_REQUEST_.
Could you output, as a JSON list of strings with one string per line, the lines of the records starting with the line that contains "timer-prefix: 步时剩余 bbox=[101, 441, 153, 456]" and going on through the line that contains "piece-red-兵[interactable]: 兵 bbox=[191, 314, 216, 339]"? Include both of those lines and skip any blank lines.

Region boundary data

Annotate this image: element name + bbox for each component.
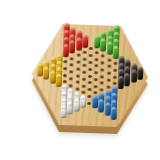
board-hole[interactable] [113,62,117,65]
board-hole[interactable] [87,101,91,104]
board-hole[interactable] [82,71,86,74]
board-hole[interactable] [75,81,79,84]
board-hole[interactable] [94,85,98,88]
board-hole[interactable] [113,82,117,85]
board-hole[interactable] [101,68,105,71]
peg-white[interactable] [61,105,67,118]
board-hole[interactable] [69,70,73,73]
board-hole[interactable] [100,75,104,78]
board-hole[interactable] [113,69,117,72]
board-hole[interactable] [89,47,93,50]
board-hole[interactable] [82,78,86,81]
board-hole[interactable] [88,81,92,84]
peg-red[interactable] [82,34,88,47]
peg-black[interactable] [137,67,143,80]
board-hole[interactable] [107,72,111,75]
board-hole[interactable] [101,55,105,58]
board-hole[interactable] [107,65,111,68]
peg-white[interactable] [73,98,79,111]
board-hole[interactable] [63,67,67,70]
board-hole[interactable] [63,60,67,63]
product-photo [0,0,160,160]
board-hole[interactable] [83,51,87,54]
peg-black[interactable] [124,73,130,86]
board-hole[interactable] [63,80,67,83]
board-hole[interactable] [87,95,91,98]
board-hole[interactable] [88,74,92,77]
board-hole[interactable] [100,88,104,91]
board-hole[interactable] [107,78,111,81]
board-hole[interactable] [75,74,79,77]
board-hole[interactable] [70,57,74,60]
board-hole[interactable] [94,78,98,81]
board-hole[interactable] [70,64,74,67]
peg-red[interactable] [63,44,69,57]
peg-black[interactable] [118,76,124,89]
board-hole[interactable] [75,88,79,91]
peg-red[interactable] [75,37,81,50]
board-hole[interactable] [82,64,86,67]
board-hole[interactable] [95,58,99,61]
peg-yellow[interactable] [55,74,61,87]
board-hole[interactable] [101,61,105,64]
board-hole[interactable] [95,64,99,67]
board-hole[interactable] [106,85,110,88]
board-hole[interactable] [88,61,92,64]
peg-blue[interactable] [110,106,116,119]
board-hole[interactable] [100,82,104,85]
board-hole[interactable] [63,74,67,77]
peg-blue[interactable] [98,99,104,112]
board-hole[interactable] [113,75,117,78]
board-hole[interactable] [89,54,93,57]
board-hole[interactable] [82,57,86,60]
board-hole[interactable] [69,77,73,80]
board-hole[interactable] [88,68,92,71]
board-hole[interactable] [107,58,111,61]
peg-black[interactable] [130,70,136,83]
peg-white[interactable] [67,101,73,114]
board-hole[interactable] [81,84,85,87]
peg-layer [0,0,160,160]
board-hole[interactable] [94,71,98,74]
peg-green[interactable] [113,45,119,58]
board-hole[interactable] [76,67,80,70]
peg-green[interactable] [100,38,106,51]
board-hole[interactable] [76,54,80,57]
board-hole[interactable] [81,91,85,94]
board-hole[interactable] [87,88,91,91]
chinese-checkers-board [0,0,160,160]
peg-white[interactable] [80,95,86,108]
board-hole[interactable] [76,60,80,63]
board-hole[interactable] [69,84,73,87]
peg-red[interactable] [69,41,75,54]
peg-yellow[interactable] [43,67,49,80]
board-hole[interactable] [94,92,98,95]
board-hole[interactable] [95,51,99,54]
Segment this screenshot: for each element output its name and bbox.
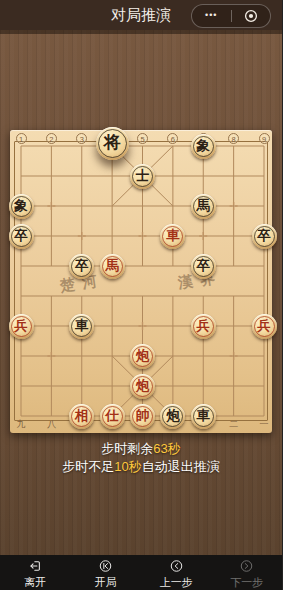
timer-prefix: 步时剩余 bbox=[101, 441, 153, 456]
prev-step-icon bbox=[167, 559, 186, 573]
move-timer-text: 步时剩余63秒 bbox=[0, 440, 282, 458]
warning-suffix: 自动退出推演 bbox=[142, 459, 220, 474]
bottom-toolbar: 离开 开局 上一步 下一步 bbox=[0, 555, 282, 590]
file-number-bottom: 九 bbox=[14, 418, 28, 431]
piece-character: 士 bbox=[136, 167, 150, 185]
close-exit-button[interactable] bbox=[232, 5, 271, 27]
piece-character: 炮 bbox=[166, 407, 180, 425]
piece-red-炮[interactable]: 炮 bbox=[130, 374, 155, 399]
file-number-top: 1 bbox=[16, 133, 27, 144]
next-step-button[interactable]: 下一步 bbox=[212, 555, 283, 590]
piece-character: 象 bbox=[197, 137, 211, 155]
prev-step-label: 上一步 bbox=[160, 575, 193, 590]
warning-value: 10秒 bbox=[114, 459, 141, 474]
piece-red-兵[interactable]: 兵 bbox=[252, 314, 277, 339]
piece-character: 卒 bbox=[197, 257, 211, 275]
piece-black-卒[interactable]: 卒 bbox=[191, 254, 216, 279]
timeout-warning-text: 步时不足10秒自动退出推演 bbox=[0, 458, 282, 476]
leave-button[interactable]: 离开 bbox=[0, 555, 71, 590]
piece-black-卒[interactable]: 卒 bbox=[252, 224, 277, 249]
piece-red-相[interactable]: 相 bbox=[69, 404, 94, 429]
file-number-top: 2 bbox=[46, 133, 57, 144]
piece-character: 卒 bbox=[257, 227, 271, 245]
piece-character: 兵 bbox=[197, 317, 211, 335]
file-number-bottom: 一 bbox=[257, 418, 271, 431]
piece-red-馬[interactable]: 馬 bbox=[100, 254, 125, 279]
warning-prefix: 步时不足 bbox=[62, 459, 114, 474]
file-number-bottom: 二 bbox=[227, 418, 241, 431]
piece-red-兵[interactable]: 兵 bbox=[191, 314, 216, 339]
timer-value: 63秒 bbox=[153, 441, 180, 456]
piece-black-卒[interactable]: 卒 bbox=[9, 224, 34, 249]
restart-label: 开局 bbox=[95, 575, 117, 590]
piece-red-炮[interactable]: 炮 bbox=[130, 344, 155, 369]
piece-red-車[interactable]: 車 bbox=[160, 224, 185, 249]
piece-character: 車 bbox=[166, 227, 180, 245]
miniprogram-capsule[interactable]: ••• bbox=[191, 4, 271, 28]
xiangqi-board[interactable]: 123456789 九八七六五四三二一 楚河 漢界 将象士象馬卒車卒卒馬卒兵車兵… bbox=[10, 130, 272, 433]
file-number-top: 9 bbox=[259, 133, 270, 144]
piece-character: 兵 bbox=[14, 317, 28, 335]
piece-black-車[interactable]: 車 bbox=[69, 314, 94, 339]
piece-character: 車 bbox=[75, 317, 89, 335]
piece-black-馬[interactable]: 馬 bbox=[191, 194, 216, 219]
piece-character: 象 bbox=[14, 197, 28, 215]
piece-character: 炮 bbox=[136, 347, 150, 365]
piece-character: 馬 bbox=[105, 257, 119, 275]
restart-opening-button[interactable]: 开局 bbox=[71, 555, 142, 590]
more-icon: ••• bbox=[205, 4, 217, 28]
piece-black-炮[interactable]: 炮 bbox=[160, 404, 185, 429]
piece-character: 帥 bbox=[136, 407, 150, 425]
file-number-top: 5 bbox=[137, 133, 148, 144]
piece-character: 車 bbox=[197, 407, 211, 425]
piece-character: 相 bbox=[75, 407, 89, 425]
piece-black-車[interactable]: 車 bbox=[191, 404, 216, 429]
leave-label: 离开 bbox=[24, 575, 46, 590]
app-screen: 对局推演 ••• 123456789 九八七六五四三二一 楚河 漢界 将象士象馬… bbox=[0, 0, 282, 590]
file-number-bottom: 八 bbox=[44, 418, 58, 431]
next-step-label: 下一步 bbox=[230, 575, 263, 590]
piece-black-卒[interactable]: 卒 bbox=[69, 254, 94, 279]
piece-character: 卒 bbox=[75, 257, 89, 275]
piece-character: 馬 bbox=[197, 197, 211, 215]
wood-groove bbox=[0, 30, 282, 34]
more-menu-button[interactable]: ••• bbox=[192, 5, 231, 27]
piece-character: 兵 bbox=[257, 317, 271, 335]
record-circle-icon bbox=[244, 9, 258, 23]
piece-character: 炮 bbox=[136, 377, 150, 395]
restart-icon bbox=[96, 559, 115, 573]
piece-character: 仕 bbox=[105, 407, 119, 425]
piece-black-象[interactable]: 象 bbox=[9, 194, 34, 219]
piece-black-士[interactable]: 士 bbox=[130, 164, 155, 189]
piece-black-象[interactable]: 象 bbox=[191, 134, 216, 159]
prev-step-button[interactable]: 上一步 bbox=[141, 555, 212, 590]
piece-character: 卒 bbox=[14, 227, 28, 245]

_RIGHT ANSWER_.
[
  "timer-prefix: 步时剩余 bbox=[101, 441, 153, 456]",
  "prev-step-icon bbox=[167, 559, 186, 573]",
  "move-timer-text: 步时剩余63秒 bbox=[0, 440, 282, 458]",
  "warning-suffix: 自动退出推演 bbox=[142, 459, 220, 474]",
  "bottom-toolbar: 离开 开局 上一步 下一步 bbox=[0, 555, 282, 590]",
  "file-number-bottom: 九 bbox=[14, 418, 28, 431]",
  "piece-character: 士 bbox=[136, 167, 150, 185]",
  "close-exit-button[interactable] bbox=[232, 5, 271, 27]",
  "piece-character: 炮 bbox=[166, 407, 180, 425]",
  "piece-red-炮[interactable]: 炮 bbox=[130, 374, 155, 399]",
  "file-number-top: 1 bbox=[16, 133, 27, 144]",
  "next-step-button[interactable]: 下一步 bbox=[212, 555, 283, 590]",
  "piece-character: 象 bbox=[197, 137, 211, 155]",
  "prev-step-label: 上一步 bbox=[160, 575, 193, 590]",
  "warning-value: 10秒 bbox=[114, 459, 141, 474]",
  "piece-red-兵[interactable]: 兵 bbox=[252, 314, 277, 339]",
  "piece-character: 卒 bbox=[197, 257, 211, 275]",
  "piece-black-卒[interactable]: 卒 bbox=[191, 254, 216, 279]",
  "timeout-warning-text: 步时不足10秒自动退出推演 bbox=[0, 458, 282, 476]",
  "leave-button[interactable]: 离开 bbox=[0, 555, 71, 590]",
  "piece-black-卒[interactable]: 卒 bbox=[252, 224, 277, 249]",
  "piece-red-相[interactable]: 相 bbox=[69, 404, 94, 429]",
  "file-number-top: 2 bbox=[46, 133, 57, 144]",
  "piece-character: 卒 bbox=[257, 227, 271, 245]",
  "piece-character: 兵 bbox=[197, 317, 211, 335]",
  "file-number-bottom: 一 bbox=[257, 418, 271, 431]",
  "piece-red-馬[interactable]: 馬 bbox=[100, 254, 125, 279]",
  "warning-prefix: 步时不足 bbox=[62, 459, 114, 474]",
  "file-number-bottom: 二 bbox=[227, 418, 241, 431]",
  "piece-red-兵[interactable]: 兵 bbox=[191, 314, 216, 339]"
]